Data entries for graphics
--- Begin ---

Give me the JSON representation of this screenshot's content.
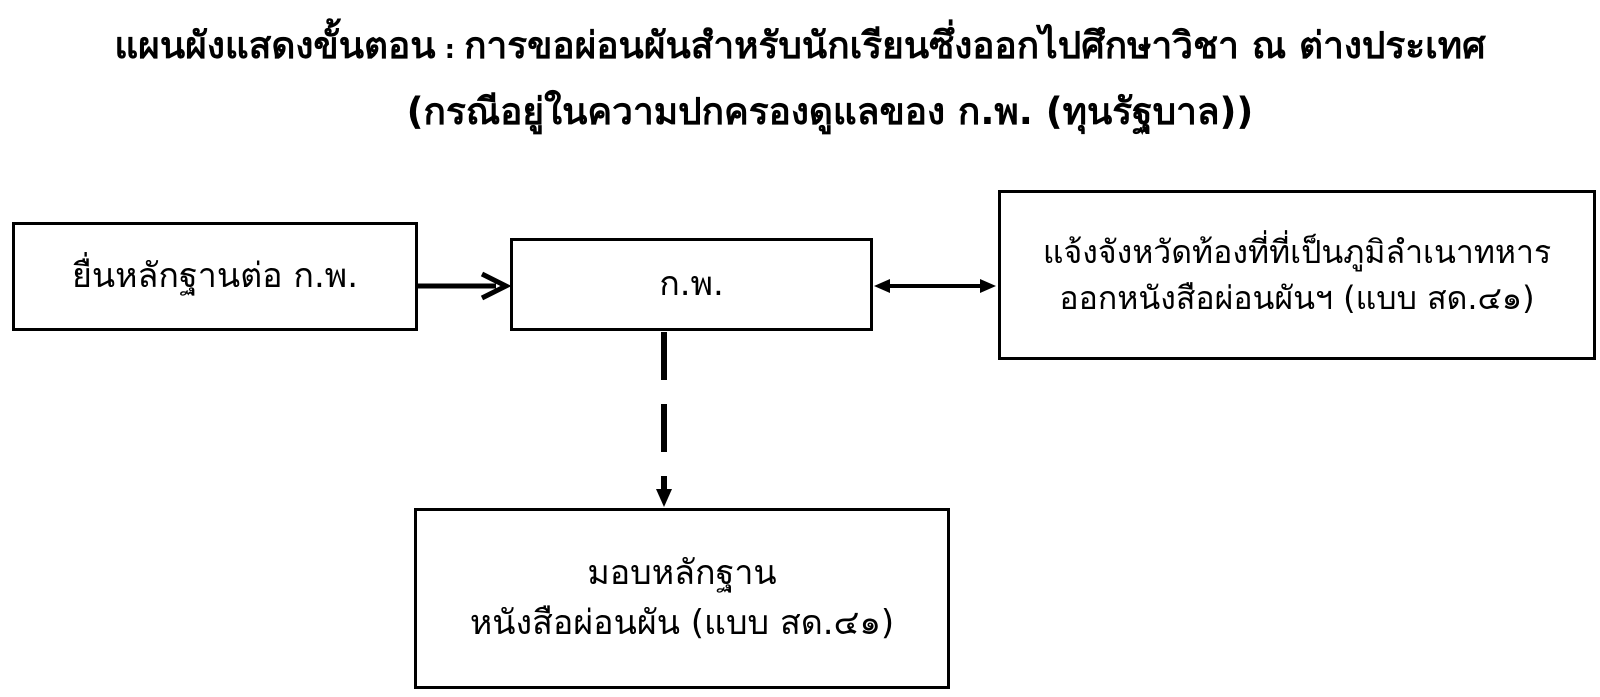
{
  "title": {
    "line1_main": "แผนผังแสดงขั้นตอน",
    "line1_sep": " : ",
    "line1_rest": "การขอผ่อนผันสำหรับนักเรียนซึ่งออกไปศึกษาวิชา ณ ต่างประเทศ",
    "line2": "(กรณีอยู่ในความปกครองดูแลของ ก.พ. (ทุนรัฐบาล))"
  },
  "nodes": {
    "submit": {
      "text": "ยื่นหลักฐานต่อ ก.พ."
    },
    "ocsc": {
      "text": "ก.พ."
    },
    "notify": {
      "line1": "แจ้งจังหวัดท้องที่ที่เป็นภูมิลำเนาทหาร",
      "line2": "ออกหนังสือผ่อนผันฯ (แบบ สด.๔๑)"
    },
    "deliver": {
      "line1": "มอบหลักฐาน",
      "line2": "หนังสือผ่อนผัน (แบบ สด.๔๑)"
    }
  },
  "edges": [
    {
      "from": "submit",
      "to": "ocsc",
      "style": "solid",
      "direction": "forward"
    },
    {
      "from": "ocsc",
      "to": "notify",
      "style": "solid",
      "direction": "both"
    },
    {
      "from": "ocsc",
      "to": "deliver",
      "style": "dashed",
      "direction": "forward"
    }
  ],
  "colors": {
    "line": "#000000",
    "background": "#ffffff"
  }
}
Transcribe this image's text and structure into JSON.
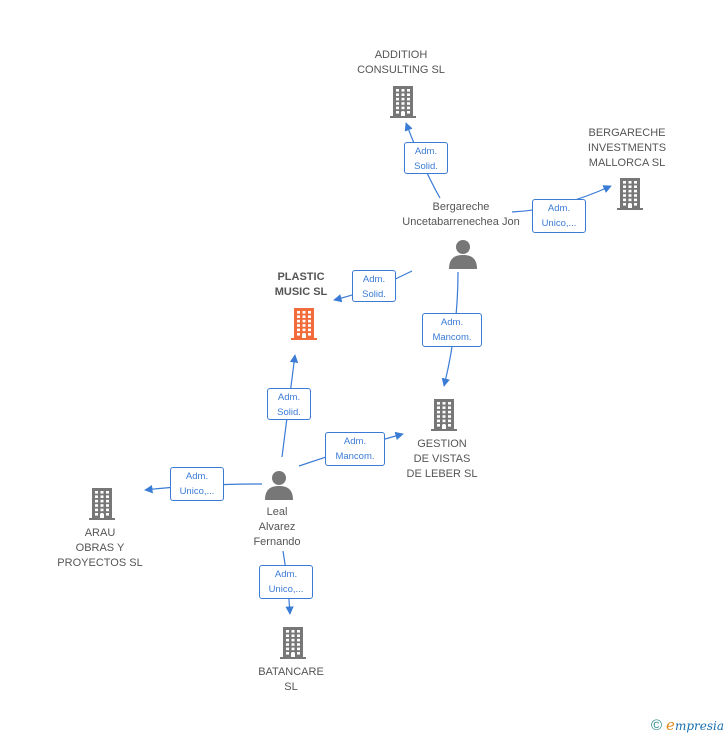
{
  "colors": {
    "edge": "#3a7bd5",
    "node_gray": "#777777",
    "node_main": "#f26b3a"
  },
  "nodes": [
    {
      "id": "additioh",
      "type": "company",
      "lines": [
        "ADDITIOH",
        "CONSULTING SL"
      ],
      "main": false
    },
    {
      "id": "bergareche_inv",
      "type": "company",
      "lines": [
        "BERGARECHE",
        "INVESTMENTS",
        "MALLORCA  SL"
      ],
      "main": false
    },
    {
      "id": "bergareche_person",
      "type": "person",
      "lines": [
        "Bergareche",
        "Uncetabarrenechea Jon"
      ],
      "main": false
    },
    {
      "id": "plastic",
      "type": "company",
      "lines": [
        "PLASTIC",
        "MUSIC  SL"
      ],
      "main": true
    },
    {
      "id": "gestion",
      "type": "company",
      "lines": [
        "GESTION",
        "DE VISTAS",
        "DE LEBER  SL"
      ],
      "main": false
    },
    {
      "id": "leal",
      "type": "person",
      "lines": [
        "Leal",
        "Alvarez",
        "Fernando"
      ],
      "main": false
    },
    {
      "id": "arau",
      "type": "company",
      "lines": [
        "ARAU",
        "OBRAS Y",
        "PROYECTOS SL"
      ],
      "main": false
    },
    {
      "id": "batancare",
      "type": "company",
      "lines": [
        "BATANCARE",
        "SL"
      ],
      "main": false
    }
  ],
  "edges": [
    {
      "id": "e1",
      "lines": [
        "Adm.",
        "Solid."
      ]
    },
    {
      "id": "e2",
      "lines": [
        "Adm.",
        "Unico,..."
      ]
    },
    {
      "id": "e3",
      "lines": [
        "Adm.",
        "Solid."
      ]
    },
    {
      "id": "e4",
      "lines": [
        "Adm.",
        "Mancom."
      ]
    },
    {
      "id": "e5",
      "lines": [
        "Adm.",
        "Solid."
      ]
    },
    {
      "id": "e6",
      "lines": [
        "Adm.",
        "Mancom."
      ]
    },
    {
      "id": "e7",
      "lines": [
        "Adm.",
        "Unico,..."
      ]
    },
    {
      "id": "e8",
      "lines": [
        "Adm.",
        "Unico,..."
      ]
    }
  ],
  "footer": {
    "copyright": "©",
    "brand_initial": "e",
    "brand_rest": "mpresia"
  }
}
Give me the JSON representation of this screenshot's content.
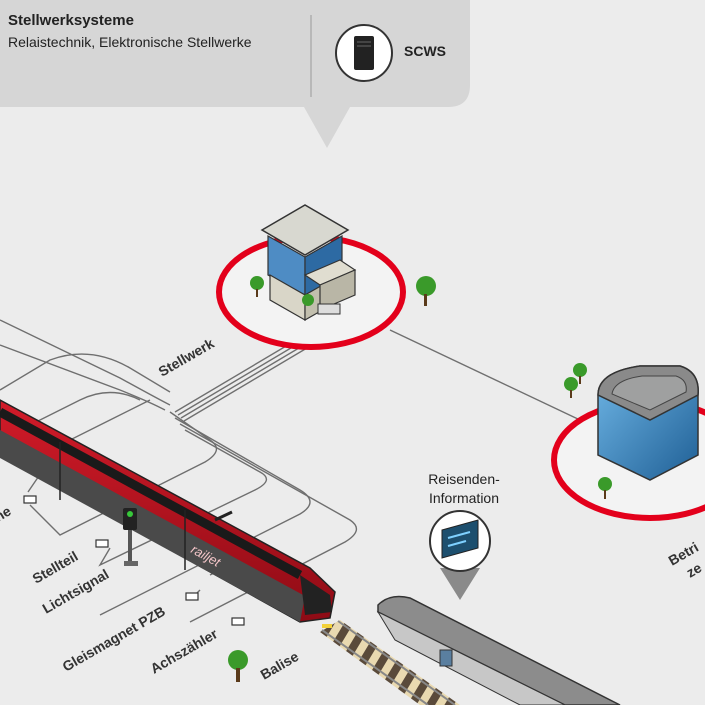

--- End ---

Written request -
Pull out all lines in the data above that include "text".

Finished task -
      "text": "ยื่นหลักฐานต่อ ก.พ."
      "text": "ก.พ."
Transcribe this image's text and structure into JSON.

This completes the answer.